■ What is required: Could you copy exactly the lines from the one containing "Read all visible content and emit it as JSON." through the last line of the records below, leaving out any pictures?

= = = = = = =

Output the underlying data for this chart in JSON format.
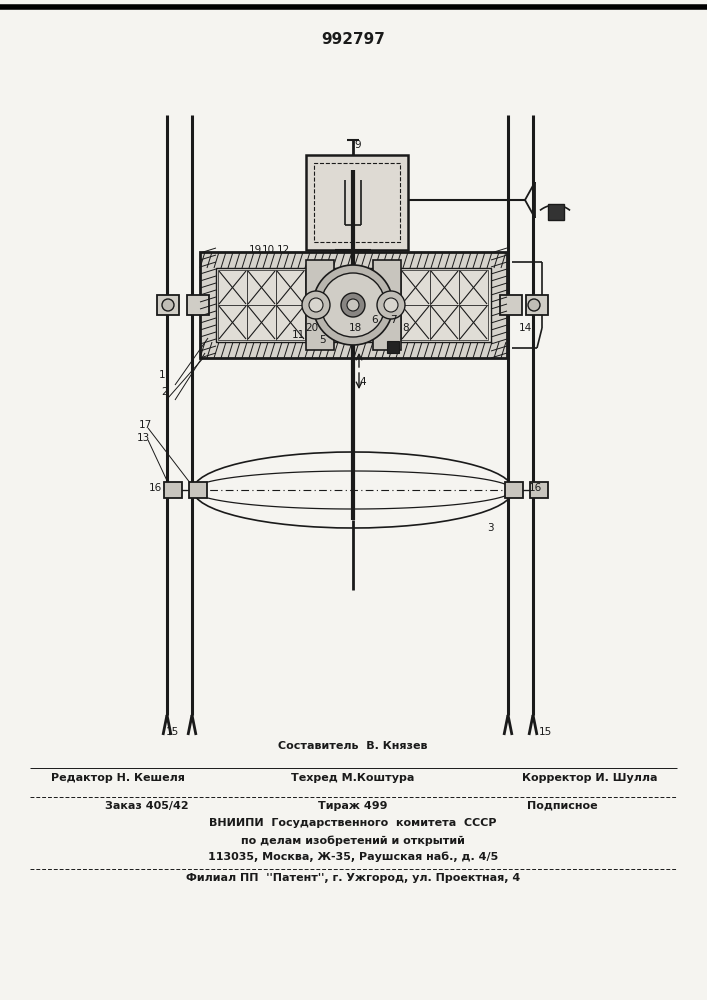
{
  "patent_number": "992797",
  "bg_color": "#f5f4f0",
  "lc": "#1a1a1a",
  "bottom": {
    "составитель": "Составитель  В. Князев",
    "редактор": "Редактор Н. Кешеля",
    "техред": "Техред М.Коштура",
    "корректор": "Корректор И. Шулла",
    "заказ": "Заказ 405/42",
    "тираж": "Тираж 499",
    "подписное": "Подписное",
    "вниипи": "ВНИИПИ  Государственного  комитета  СССР",
    "делам": "по делам изобретений и открытий",
    "адрес": "113035, Москва, Ж-35, Раушская наб., д. 4/5",
    "филиал": "Филиал ПП  ''Патент'', г. Ужгород, ул. Проектная, 4"
  }
}
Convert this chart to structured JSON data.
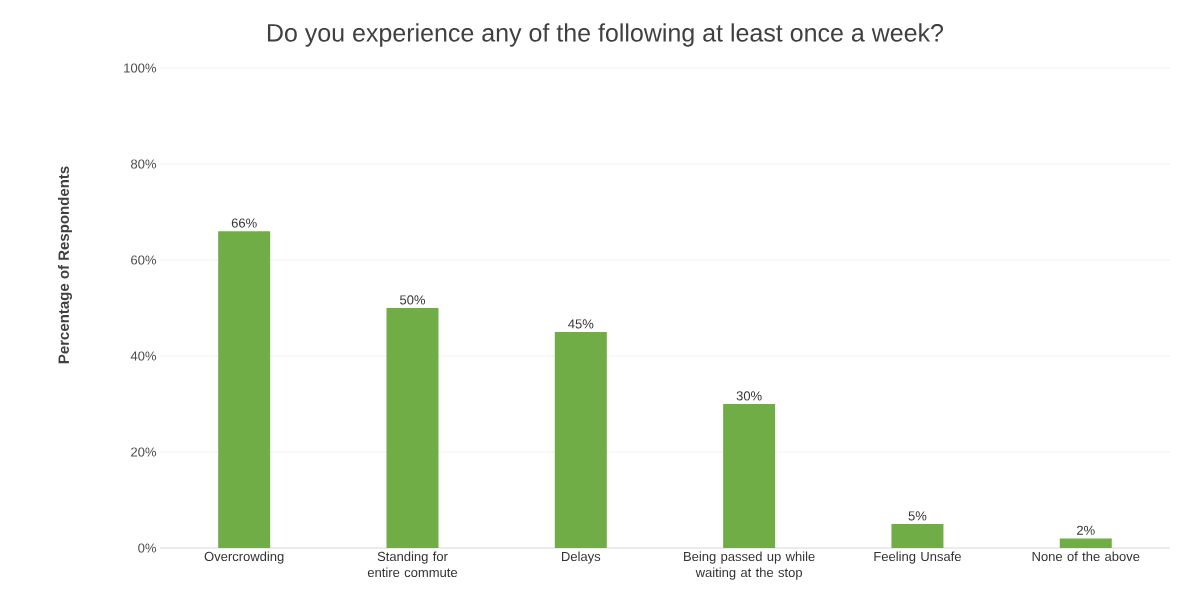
{
  "chart_data": {
    "type": "bar",
    "title": "Do you experience any of the following at least once a week?",
    "ylabel": "Percentage of Respondents",
    "categories": [
      "Overcrowding",
      "Standing for entire commute",
      "Delays",
      "Being passed up while waiting at the stop",
      "Feeling Unsafe",
      "None of the above"
    ],
    "values": [
      66,
      50,
      45,
      30,
      5,
      2
    ],
    "value_labels": [
      "66%",
      "50%",
      "45%",
      "30%",
      "5%",
      "2%"
    ],
    "color": "#70ad47",
    "ylim": [
      0,
      100
    ],
    "yticks": [
      {
        "value": 0,
        "label": "0%"
      },
      {
        "value": 20,
        "label": "20%"
      },
      {
        "value": 40,
        "label": "40%"
      },
      {
        "value": 60,
        "label": "60%"
      },
      {
        "value": 80,
        "label": "80%"
      },
      {
        "value": 100,
        "label": "100%"
      }
    ],
    "grid": "y"
  }
}
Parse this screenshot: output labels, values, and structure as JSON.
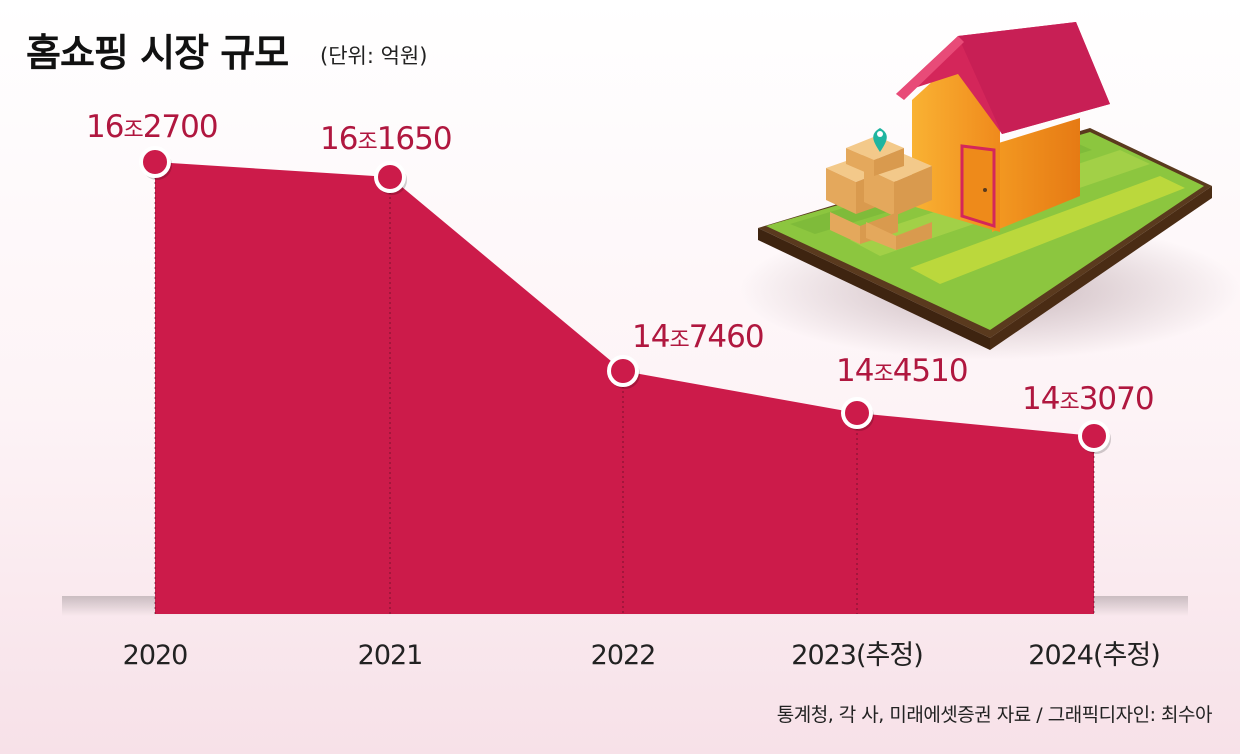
{
  "header": {
    "title": "홈쇼핑 시장 규모",
    "unit": "(단위: 억원)"
  },
  "chart_data": {
    "type": "area",
    "categories": [
      "2020",
      "2021",
      "2022",
      "2023(추정)",
      "2024(추정)"
    ],
    "values": [
      162700,
      161650,
      147460,
      144510,
      143070
    ],
    "value_labels": [
      {
        "major": "16",
        "mid": "조",
        "minor": "2700"
      },
      {
        "major": "16",
        "mid": "조",
        "minor": "1650"
      },
      {
        "major": "14",
        "mid": "조",
        "minor": "7460"
      },
      {
        "major": "14",
        "mid": "조",
        "minor": "4510"
      },
      {
        "major": "14",
        "mid": "조",
        "minor": "3070"
      }
    ],
    "title": "홈쇼핑 시장 규모",
    "ylabel": "",
    "xlabel": "",
    "grid": false,
    "legend": "none"
  },
  "footer": {
    "source": "통계청, 각 사, 미래에셋증권 자료 / 그래픽디자인: 최수아"
  },
  "illustration": {
    "subject": "house-with-parcels-icon"
  },
  "colors": {
    "area": "#cc1b4a",
    "label": "#b0173f",
    "axis_text": "#222222",
    "roof": "#d4265a",
    "wall": "#f5a623",
    "grass": "#8cc63f"
  }
}
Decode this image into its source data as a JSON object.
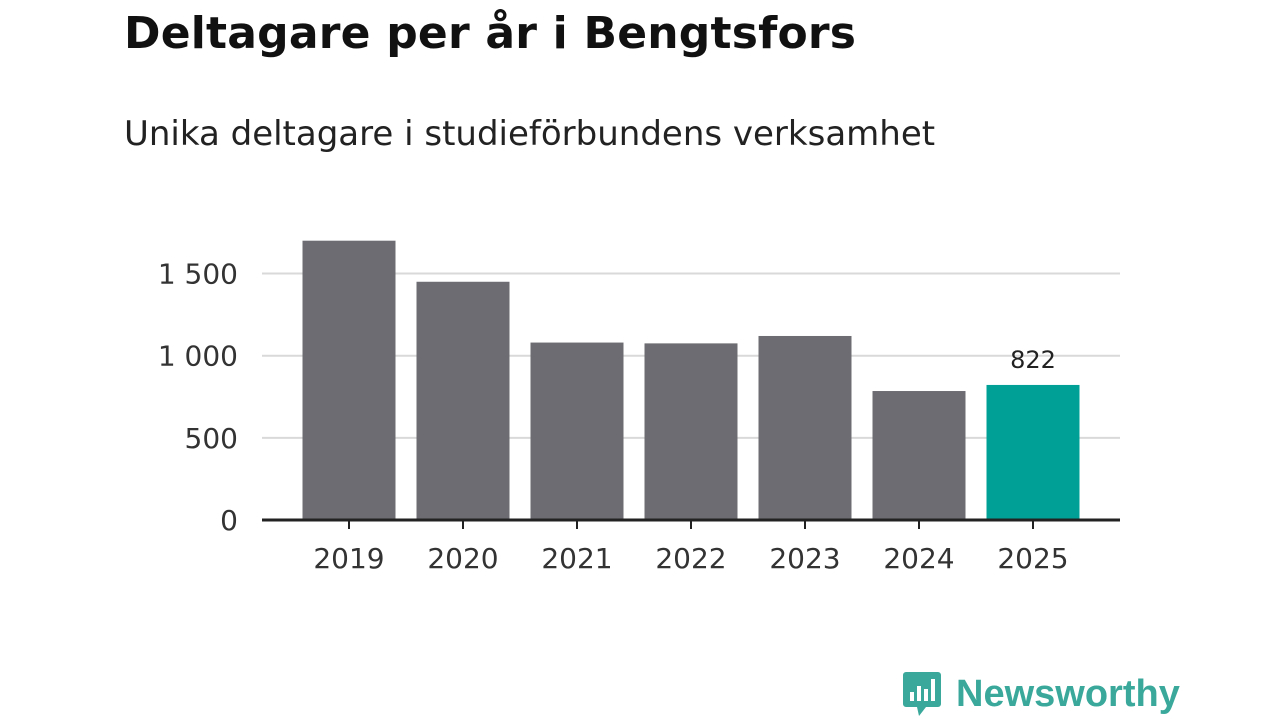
{
  "title": "Deltagare per år i Bengtsfors",
  "subtitle": "Unika deltagare i studieförbundens verksamhet",
  "brand": {
    "name": "Newsworthy",
    "icon": "newsworthy-logo-icon",
    "color": "#3aa99b"
  },
  "chart_data": {
    "type": "bar",
    "categories": [
      "2019",
      "2020",
      "2021",
      "2022",
      "2023",
      "2024",
      "2025"
    ],
    "values": [
      1700,
      1450,
      1080,
      1075,
      1120,
      785,
      822
    ],
    "ylim": [
      0,
      1750
    ],
    "yticks": [
      0,
      500,
      1000,
      1500
    ],
    "ytick_labels": [
      "0",
      "500",
      "1 000",
      "1 500"
    ],
    "grid": true,
    "bar_color": "#6d6c72",
    "highlight_color": "#00a097",
    "highlight_index": 6,
    "data_labels": [
      {
        "index": 6,
        "text": "822"
      }
    ]
  }
}
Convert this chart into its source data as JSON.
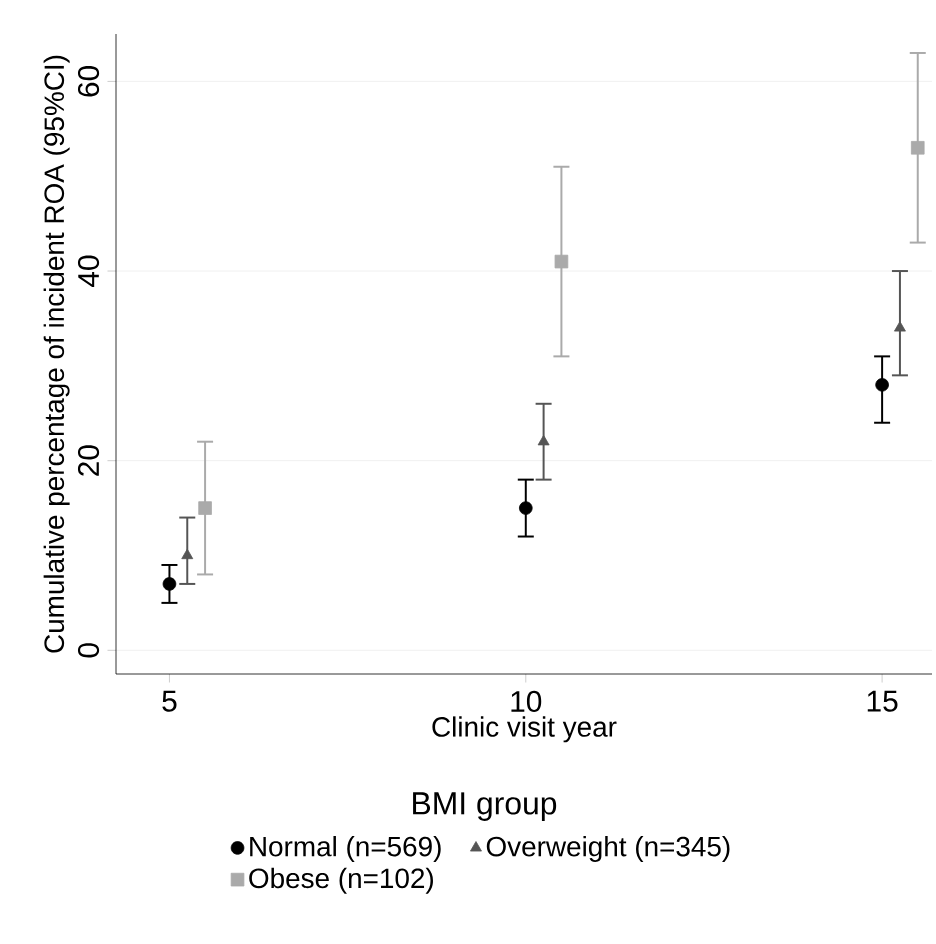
{
  "chart_data": {
    "type": "scatter",
    "xlabel": "Clinic visit year",
    "ylabel": "Cumulative percentage of incident ROA (95%CI)",
    "legend_title": "BMI group",
    "legend": "bottom",
    "grid": "y",
    "xlim": [
      4.25,
      15.7
    ],
    "xticks": [
      5,
      10,
      15
    ],
    "ylim": [
      -2.5,
      65
    ],
    "yticks": [
      0,
      20,
      40,
      60
    ],
    "series": [
      {
        "name": "Normal (n=569)",
        "color": "#000000",
        "marker": "circle",
        "x": [
          5,
          10,
          15
        ],
        "values": [
          7,
          15,
          28
        ],
        "errors": [
          [
            5,
            9
          ],
          [
            12,
            18
          ],
          [
            24,
            31
          ]
        ]
      },
      {
        "name": "Overweight (n=345)",
        "color": "#555555",
        "marker": "triangle",
        "x": [
          5.25,
          10.25,
          15.25
        ],
        "values": [
          10,
          22,
          34
        ],
        "errors": [
          [
            7,
            14
          ],
          [
            18,
            26
          ],
          [
            29,
            40
          ]
        ]
      },
      {
        "name": "Obese (n=102)",
        "color": "#aaaaaa",
        "marker": "square",
        "x": [
          5.5,
          10.5,
          15.5
        ],
        "values": [
          15,
          41,
          53
        ],
        "errors": [
          [
            8,
            22
          ],
          [
            31,
            51
          ],
          [
            43,
            63
          ]
        ]
      }
    ]
  }
}
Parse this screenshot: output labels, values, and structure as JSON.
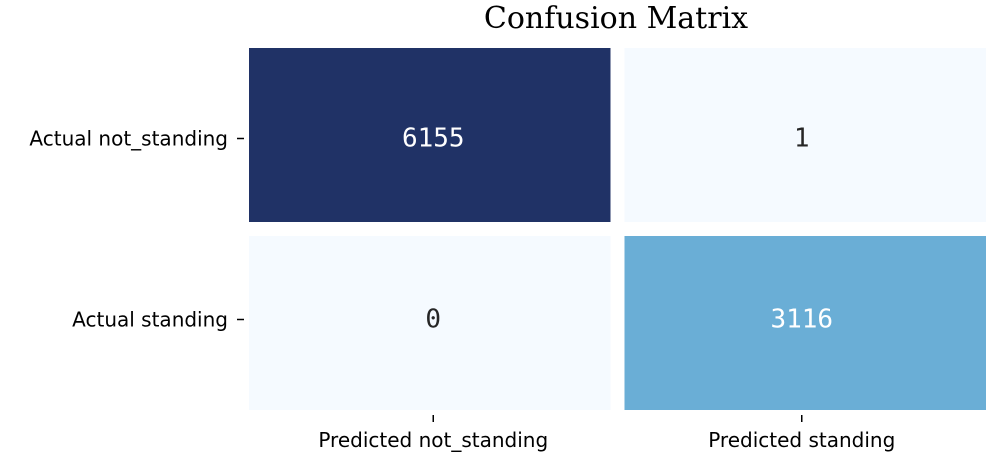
{
  "chart_data": {
    "type": "heatmap",
    "title": "Confusion Matrix",
    "xlabel": "",
    "ylabel": "",
    "x_categories": [
      "Predicted not_standing",
      "Predicted standing"
    ],
    "y_categories": [
      "Actual not_standing",
      "Actual standing"
    ],
    "values": [
      [
        6155,
        1
      ],
      [
        0,
        3116
      ]
    ],
    "colormap": "Blues",
    "colorbar": false,
    "annotations": true,
    "cell_colors": [
      [
        "#203266",
        "#f5faff"
      ],
      [
        "#f5faff",
        "#6aaed6"
      ]
    ],
    "text_colors": [
      [
        "#ffffff",
        "#262626"
      ],
      [
        "#262626",
        "#ffffff"
      ]
    ]
  }
}
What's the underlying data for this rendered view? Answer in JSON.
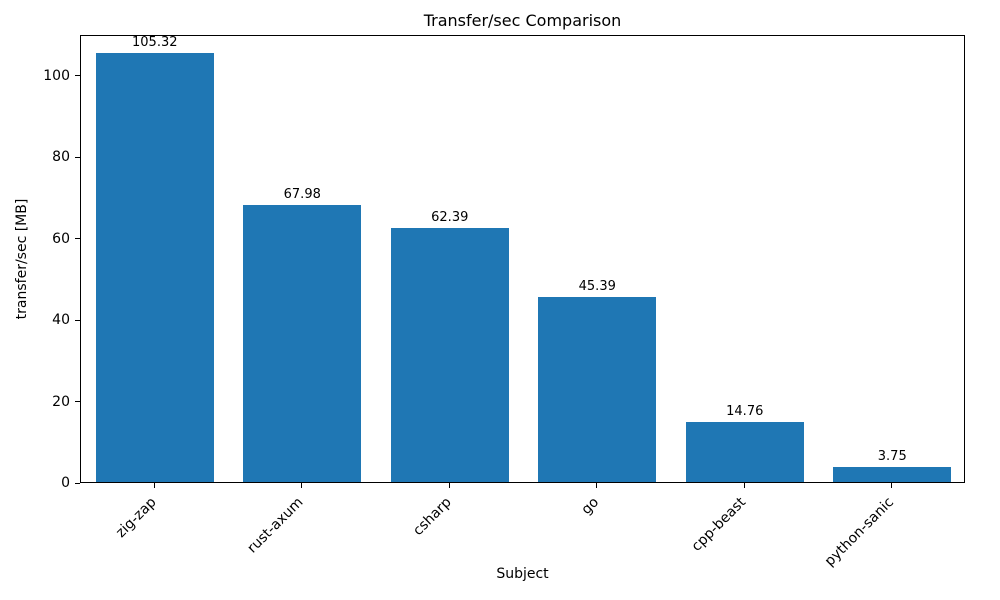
{
  "chart_data": {
    "type": "bar",
    "title": "Transfer/sec Comparison",
    "xlabel": "Subject",
    "ylabel": "transfer/sec [MB]",
    "categories": [
      "zig-zap",
      "rust-axum",
      "csharp",
      "go",
      "cpp-beast",
      "python-sanic"
    ],
    "values": [
      105.32,
      67.98,
      62.39,
      45.39,
      14.76,
      3.75
    ],
    "bar_labels": [
      "105.32",
      "67.98",
      "62.39",
      "45.39",
      "14.76",
      "3.75"
    ],
    "yticks": [
      0,
      20,
      40,
      60,
      80,
      100
    ],
    "ylim": [
      0,
      110
    ],
    "bar_color": "#1f77b4",
    "grid": false,
    "legend": "none"
  }
}
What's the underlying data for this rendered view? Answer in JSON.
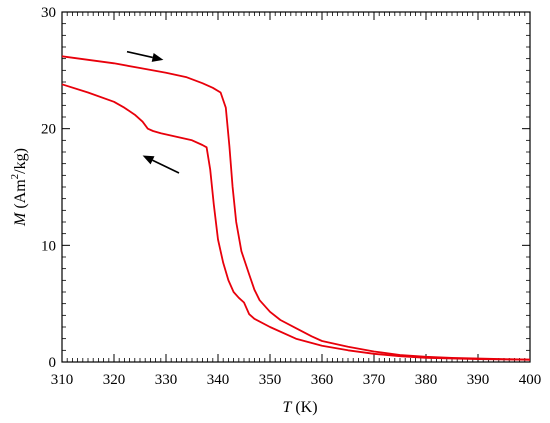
{
  "chart_data": {
    "type": "line",
    "xlabel": {
      "symbol": "T",
      "unit": " (K)"
    },
    "ylabel": {
      "symbol": "M",
      "unit_pre": " (Am",
      "unit_sup": "2",
      "unit_post": "/kg)"
    },
    "xlim": [
      310,
      400
    ],
    "ylim": [
      0,
      30
    ],
    "xticks": [
      310,
      320,
      330,
      340,
      350,
      360,
      370,
      380,
      390,
      400
    ],
    "yticks": [
      0,
      10,
      20,
      30
    ],
    "grid": false,
    "series": [
      {
        "direction": "heating",
        "color": "#e8000b",
        "x": [
          310,
          315,
          320,
          325,
          330,
          334,
          337,
          339,
          340.5,
          341.5,
          342.2,
          342.8,
          343.5,
          344.5,
          346,
          347,
          348,
          350,
          352,
          355,
          358,
          360,
          365,
          370,
          375,
          380,
          385,
          390,
          395,
          400
        ],
        "y": [
          26.2,
          25.9,
          25.6,
          25.2,
          24.8,
          24.4,
          23.9,
          23.5,
          23.1,
          21.8,
          18.5,
          15.0,
          12.0,
          9.5,
          7.5,
          6.2,
          5.3,
          4.3,
          3.6,
          2.9,
          2.2,
          1.8,
          1.3,
          0.9,
          0.6,
          0.45,
          0.35,
          0.3,
          0.25,
          0.2
        ]
      },
      {
        "direction": "cooling",
        "color": "#e8000b",
        "x": [
          310,
          315,
          320,
          322,
          324,
          325.5,
          326.5,
          327.5,
          329,
          332,
          335,
          337,
          337.8,
          338.5,
          339.2,
          340,
          341,
          342,
          343,
          344,
          345,
          346,
          347,
          350,
          355,
          360,
          365,
          370,
          375,
          380,
          390,
          400
        ],
        "y": [
          23.8,
          23.1,
          22.3,
          21.8,
          21.2,
          20.6,
          20.0,
          19.8,
          19.6,
          19.3,
          19.0,
          18.6,
          18.4,
          16.5,
          13.5,
          10.5,
          8.5,
          7.0,
          6.0,
          5.5,
          5.1,
          4.1,
          3.7,
          3.0,
          2.0,
          1.4,
          1.0,
          0.7,
          0.5,
          0.35,
          0.25,
          0.2
        ]
      }
    ],
    "arrows": [
      {
        "from": [
          322.5,
          26.6
        ],
        "to": [
          329.5,
          25.9
        ],
        "meaning": "heating"
      },
      {
        "from": [
          332.5,
          16.2
        ],
        "to": [
          325.5,
          17.7
        ],
        "meaning": "cooling"
      }
    ]
  }
}
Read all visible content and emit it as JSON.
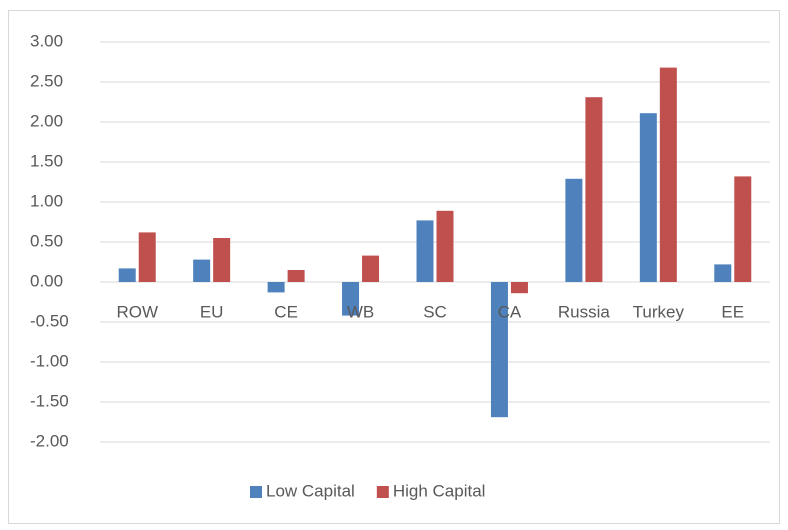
{
  "chart_data": {
    "type": "bar",
    "categories": [
      "ROW",
      "EU",
      "CE",
      "WB",
      "SC",
      "CA",
      "Russia",
      "Turkey",
      "EE"
    ],
    "series": [
      {
        "name": "Low Capital",
        "color": "#4f81bd",
        "values": [
          0.17,
          0.28,
          -0.13,
          -0.42,
          0.77,
          -1.69,
          1.29,
          2.11,
          0.22
        ]
      },
      {
        "name": "High Capital",
        "color": "#c0504d",
        "values": [
          0.62,
          0.55,
          0.15,
          0.33,
          0.89,
          -0.14,
          2.31,
          2.68,
          1.32
        ]
      }
    ],
    "ylim": [
      -2,
      3
    ],
    "yticks": [
      {
        "value": -2,
        "label": "-2.00"
      },
      {
        "value": -1.5,
        "label": "-1.50"
      },
      {
        "value": -1,
        "label": "-1.00"
      },
      {
        "value": -0.5,
        "label": "-0.50"
      },
      {
        "value": 0,
        "label": "0.00"
      },
      {
        "value": 0.5,
        "label": "0.50"
      },
      {
        "value": 1,
        "label": "1.00"
      },
      {
        "value": 1.5,
        "label": "1.50"
      },
      {
        "value": 2,
        "label": "2.00"
      },
      {
        "value": 2.5,
        "label": "2.50"
      },
      {
        "value": 3,
        "label": "3.00"
      }
    ],
    "grid": true,
    "legend": "bottom"
  }
}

= = = = = = =

■ In response:
Read all visible content and emit it as JSON.
{
  "chart_data": {
    "type": "bar",
    "categories": [
      "ROW",
      "EU",
      "CE",
      "WB",
      "SC",
      "CA",
      "Russia",
      "Turkey",
      "EE"
    ],
    "series": [
      {
        "name": "Low Capital",
        "color": "#4f81bd",
        "values": [
          0.17,
          0.28,
          -0.13,
          -0.42,
          0.77,
          -1.69,
          1.29,
          2.11,
          0.22
        ]
      },
      {
        "name": "High Capital",
        "color": "#c0504d",
        "values": [
          0.62,
          0.55,
          0.15,
          0.33,
          0.89,
          -0.14,
          2.31,
          2.68,
          1.32
        ]
      }
    ],
    "ylim": [
      -2,
      3
    ],
    "yticks": [
      {
        "value": -2,
        "label": "-2.00"
      },
      {
        "value": -1.5,
        "label": "-1.50"
      },
      {
        "value": -1,
        "label": "-1.00"
      },
      {
        "value": -0.5,
        "label": "-0.50"
      },
      {
        "value": 0,
        "label": "0.00"
      },
      {
        "value": 0.5,
        "label": "0.50"
      },
      {
        "value": 1,
        "label": "1.00"
      },
      {
        "value": 1.5,
        "label": "1.50"
      },
      {
        "value": 2,
        "label": "2.00"
      },
      {
        "value": 2.5,
        "label": "2.50"
      },
      {
        "value": 3,
        "label": "3.00"
      }
    ],
    "grid": true,
    "legend": "bottom"
  }
}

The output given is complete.